Welcome to Life Images by Jill

Welcome to Life Images by Jill.........Stepping into the light and bringing together the images and stories of our world.
Through my blog I am
seeking to preserve images and memories of the beautiful world in which we live and the people in it.



Monday, 7 October 2019

Katherine & Adelaide River, Northern Territory - Half Lap of Australia, Part 4

Hi everyone, and welcome to Part 4 of my Half Lap of Australia. 
This week we will travel from Western Australia into the Northern Territory, and visit Katherine and Adelaide River on our way to Darwin, the capital of the Northern Territory. 

We had not visited this part of the Northern Territory before, so this is all new territory to us. You can see a rough map of our trip through the Northern Territory on the map below, the main locations showing with a red dot or red print. 

Leaving Lake Argyle and Kununurra (last week's blog post) we crossed the border into the Northern Territory 63 kilometres from Kununurra. From there our trip takes us to Katherine, Adelaide River, Litchfield National Park, Darwin, Kakadu National Park, Mataranka, Daly Waters, Karly Karlu (Devil's Marbles), down to Alice Springs in central Australia, before reaching the Northern Territory/South Australian border. 

We left Lake Argyle at around 6.00am which incidentally is 7.30am Northern Territory time. We had lost and hour and a half crossing the border. The time difference and that we had 510 kilometres to travel today to our next stopping place, Katherine, was the reason for the early start. Also we were travelling over new ground, so there were gong to be places we wanted to stop and look at. My diary records that the sun was already "a burning red ball above the horizon, lighting up the rocks red and shimmery across the long grass."

# PROVIDED RECORDS

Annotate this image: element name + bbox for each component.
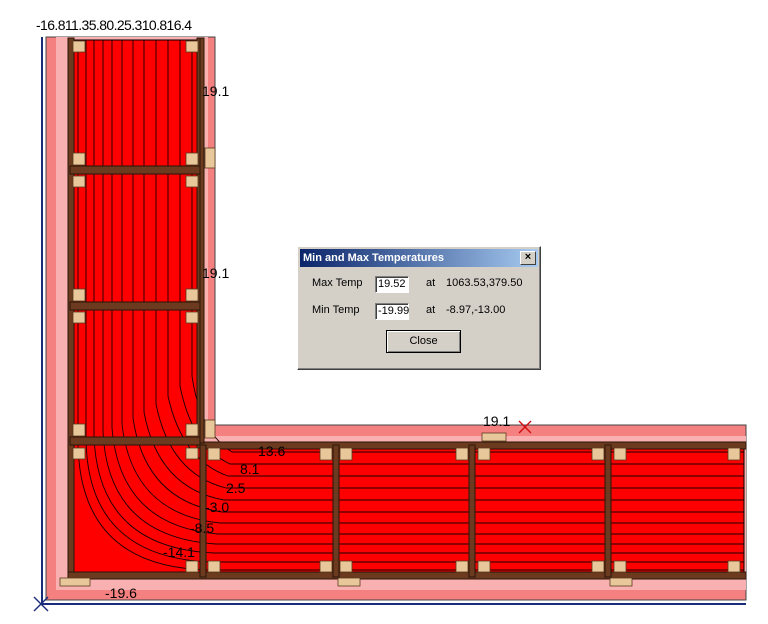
contour-label: 2.5 xyxy=(226,480,246,496)
contour-label: 19.1 xyxy=(483,413,511,429)
contour-label: 19.1 xyxy=(202,265,230,281)
max-temp-field[interactable]: 19.52 xyxy=(375,276,409,293)
max-temp-label: Max Temp xyxy=(312,277,363,289)
min-temp-coordinates: -8.97,-13.00 xyxy=(446,304,506,316)
min-at-label: at xyxy=(426,304,436,316)
max-temp-coordinates: 1063.53,379.50 xyxy=(446,277,523,289)
contour-label: -8.5 xyxy=(190,520,215,536)
contour-label: -3.0 xyxy=(205,499,230,515)
min-temp-label: Min Temp xyxy=(312,304,360,316)
min-max-temperatures-dialog: Min and Max Temperatures × Max Temp 19.5… xyxy=(297,246,541,370)
contour-label: 13.6 xyxy=(258,443,286,459)
contour-label: -19.6 xyxy=(105,585,137,601)
contour-label: 19.1 xyxy=(202,83,230,99)
close-icon[interactable]: × xyxy=(520,251,536,265)
min-temp-field[interactable]: -19.99 xyxy=(375,303,409,320)
top-scale-labels: -16.811.35.80.25.310.816.4 xyxy=(36,17,192,33)
contour-label: 8.1 xyxy=(240,461,260,477)
max-at-label: at xyxy=(426,277,436,289)
dialog-titlebar[interactable]: Min and Max Temperatures × xyxy=(300,249,538,267)
dialog-title: Min and Max Temperatures xyxy=(303,252,444,264)
contour-label: -14.1 xyxy=(163,544,195,560)
close-button[interactable]: Close xyxy=(386,330,461,353)
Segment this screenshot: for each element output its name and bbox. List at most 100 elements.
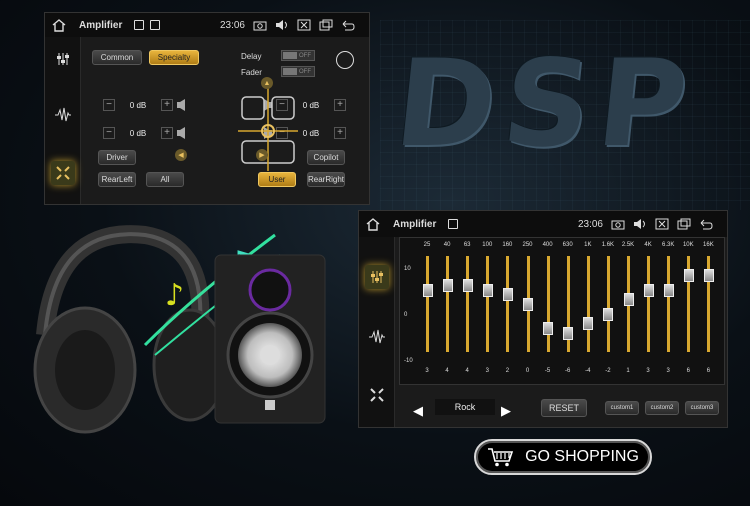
headphones-speaker-illustration: ♪ ♫ ♪ bbox=[33, 225, 326, 434]
tab-common[interactable]: Common bbox=[92, 50, 142, 65]
preset-prev-arrow[interactable]: ◀ bbox=[413, 403, 423, 419]
custom3-button[interactable]: custom3 bbox=[685, 401, 719, 415]
eq-band-frequency: 400 bbox=[542, 242, 553, 248]
rearleft-button[interactable]: RearLeft bbox=[98, 172, 136, 187]
sidebar-item-amplifier[interactable] bbox=[365, 265, 389, 289]
eq-band-track[interactable] bbox=[426, 256, 429, 352]
close-window-icon[interactable] bbox=[297, 19, 311, 31]
eq-band-value: 3 bbox=[425, 368, 429, 374]
plus-button[interactable]: + bbox=[334, 99, 346, 111]
driver-button[interactable]: Driver bbox=[98, 150, 136, 165]
camera-icon[interactable] bbox=[611, 218, 625, 230]
copilot-button[interactable]: Copilot bbox=[307, 150, 345, 165]
arrow-right-button[interactable]: ▶ bbox=[256, 149, 268, 161]
dsp-hero-text: DSP bbox=[388, 35, 702, 174]
eq-band-slider-knob[interactable] bbox=[583, 317, 594, 331]
equalizer-graph: 10 0 -10 25 3 40 4 63 4 100 3 160 2 250 0 400 -5 630 -6… bbox=[399, 237, 725, 385]
eq-band-track[interactable] bbox=[466, 256, 470, 352]
multiwindow-icon[interactable] bbox=[319, 19, 333, 31]
home-icon[interactable] bbox=[51, 18, 67, 32]
custom1-button[interactable]: custom1 bbox=[605, 401, 639, 415]
eq-band-frequency: 63 bbox=[463, 242, 471, 248]
rear-left-db-control: − 0 dB + bbox=[103, 126, 191, 140]
close-window-icon[interactable] bbox=[655, 218, 669, 230]
db-value: 0 dB bbox=[129, 128, 147, 138]
sidebar-item-equalizer[interactable] bbox=[365, 325, 389, 349]
eq-band-track[interactable] bbox=[506, 256, 510, 352]
volume-icon[interactable] bbox=[275, 19, 289, 31]
eq-band-track[interactable] bbox=[486, 256, 490, 352]
status-bar: Amplifier 23:06 bbox=[359, 211, 727, 237]
plus-button[interactable]: + bbox=[334, 127, 346, 139]
eq-band-slider-knob[interactable] bbox=[683, 269, 694, 283]
volume-icon[interactable] bbox=[633, 218, 647, 230]
front-left-db-control: − 0 dB + bbox=[103, 98, 191, 112]
plus-button[interactable]: + bbox=[161, 127, 173, 139]
eq-band-slider-knob[interactable] bbox=[462, 278, 473, 292]
car-seats-diagram bbox=[238, 85, 298, 171]
eq-band-slider-knob[interactable] bbox=[422, 283, 433, 297]
eq-band-slider-knob[interactable] bbox=[703, 269, 714, 283]
clock: 23:06 bbox=[219, 19, 245, 31]
eq-band-track[interactable] bbox=[667, 256, 671, 352]
eq-band-frequency: 2.5K bbox=[621, 242, 635, 248]
eq-band-track[interactable] bbox=[446, 256, 450, 352]
eq-band-value: -2 bbox=[605, 368, 611, 374]
eq-band-frequency: 630 bbox=[562, 242, 573, 248]
eq-band-track[interactable] bbox=[647, 256, 651, 352]
minus-button[interactable]: − bbox=[103, 99, 115, 111]
sidebar-item-balance[interactable] bbox=[365, 383, 389, 407]
sidebar-item-amplifier[interactable] bbox=[51, 47, 75, 71]
db-value: 0 dB bbox=[129, 100, 147, 110]
eq-band-frequency: 160 bbox=[502, 242, 513, 248]
amplifier-dsp-panel: Amplifier 23:06 Common Specialty Delay O… bbox=[44, 12, 370, 205]
app-title: Amplifier bbox=[79, 19, 123, 31]
eq-band-slider-knob[interactable] bbox=[442, 278, 453, 292]
back-icon[interactable] bbox=[341, 19, 355, 31]
eq-band-value: 0 bbox=[525, 368, 530, 374]
sliders-icon bbox=[371, 271, 383, 283]
eq-band-slider-knob[interactable] bbox=[563, 326, 574, 340]
eq-band-value: 1 bbox=[626, 368, 630, 374]
eq-band-slider-knob[interactable] bbox=[623, 293, 634, 307]
eq-band-track[interactable] bbox=[586, 256, 590, 352]
reset-button[interactable]: RESET bbox=[541, 399, 587, 417]
car-settings-icon[interactable] bbox=[336, 51, 354, 69]
eq-band-slider-knob[interactable] bbox=[643, 283, 654, 297]
eq-band-frequency: 6.3K bbox=[662, 242, 675, 248]
arrow-up-button[interactable]: ▲ bbox=[261, 77, 273, 89]
axis-label-mid: 0 bbox=[404, 312, 408, 318]
go-shopping-button[interactable]: GO SHOPPING bbox=[474, 439, 652, 475]
plus-button[interactable]: + bbox=[161, 99, 173, 111]
camera-icon[interactable] bbox=[253, 19, 267, 31]
sidebar-item-balance[interactable] bbox=[51, 161, 75, 185]
eq-band-value: 4 bbox=[445, 368, 449, 374]
svg-text:♪: ♪ bbox=[165, 278, 184, 313]
shopping-cart-icon bbox=[488, 448, 514, 467]
eq-band-value: 6 bbox=[686, 368, 690, 374]
all-button[interactable]: All bbox=[146, 172, 184, 187]
multiwindow-icon[interactable] bbox=[677, 218, 691, 230]
delay-toggle[interactable]: OFF bbox=[281, 50, 315, 61]
eq-band-slider-knob[interactable] bbox=[502, 288, 513, 302]
eq-band-slider-knob[interactable] bbox=[603, 307, 614, 321]
eq-band-value: 3 bbox=[646, 368, 650, 374]
sidebar-item-equalizer[interactable] bbox=[51, 103, 75, 127]
eq-band-slider-knob[interactable] bbox=[543, 322, 554, 335]
sidebar bbox=[45, 37, 81, 204]
back-icon[interactable] bbox=[699, 218, 713, 230]
eq-band-slider-knob[interactable] bbox=[663, 283, 674, 297]
home-icon[interactable] bbox=[365, 217, 381, 231]
arrow-left-button[interactable]: ◀ bbox=[175, 149, 187, 161]
minus-button[interactable]: − bbox=[103, 127, 115, 139]
eq-band-track[interactable] bbox=[606, 256, 610, 352]
user-button[interactable]: User bbox=[258, 172, 296, 187]
eq-band-slider-knob[interactable] bbox=[482, 283, 493, 297]
eq-band-slider-knob[interactable] bbox=[523, 298, 533, 311]
axis-label-top: 10 bbox=[404, 266, 411, 272]
preset-next-arrow[interactable]: ▶ bbox=[501, 403, 511, 419]
custom2-button[interactable]: custom2 bbox=[645, 401, 679, 415]
tab-specialty[interactable]: Specialty bbox=[149, 50, 199, 65]
eq-band-track[interactable] bbox=[546, 256, 550, 352]
rearright-button[interactable]: RearRight bbox=[307, 172, 345, 187]
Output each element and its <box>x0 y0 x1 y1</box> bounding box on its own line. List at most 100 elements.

# LIST OF TASKS
(1) Repeat the blog post word for word, beginning at the words "This week we" and stopping after "Territory/South Australian border.".
(2) According to the blog post, which city is the capital of the Northern Territory?
(3) Does each statement agree with the blog post? Answer yes or no, quoting the deciding words.
(a) The writer had visited this part of the Northern Territory before.
(b) They left Lake Argyle at around 6.00am.
(c) The main locations on the trip map are shown with a blue dot.
The items have nothing to do with this work.

# REPLIES
(1)
This week we will travel from Western Australia into the Northern Territory, and visit Katherine and Adelaide River on our way to Darwin, the capital of the Northern Territory. 

We had not visited this part of the Northern Territory before, so this is all new territory to us. You can see a rough map of our trip through the Northern Territory on the map below, the main locations showing with a red dot or red print. 

Leaving Lake Argyle and Kununurra (last week's blog post) we crossed the border into the Northern Territory 63 kilometres from Kununurra. From there our trip takes us to Katherine, Adelaide River, Litchfield National Park, Darwin, Kakadu National Park, Mataranka, Daly Waters, Karly Karlu (Devil's Marbles), down to Alice Springs in central Australia, before reaching the Northern Territory/South Australian border.

(2) Darwin

(3)
(a) No: "We had not visited this part of the Northern Territory before"
(b) Yes: "We left Lake Argyle at around 6.00am"
(c) No: "the main locations showing with a red dot or red print"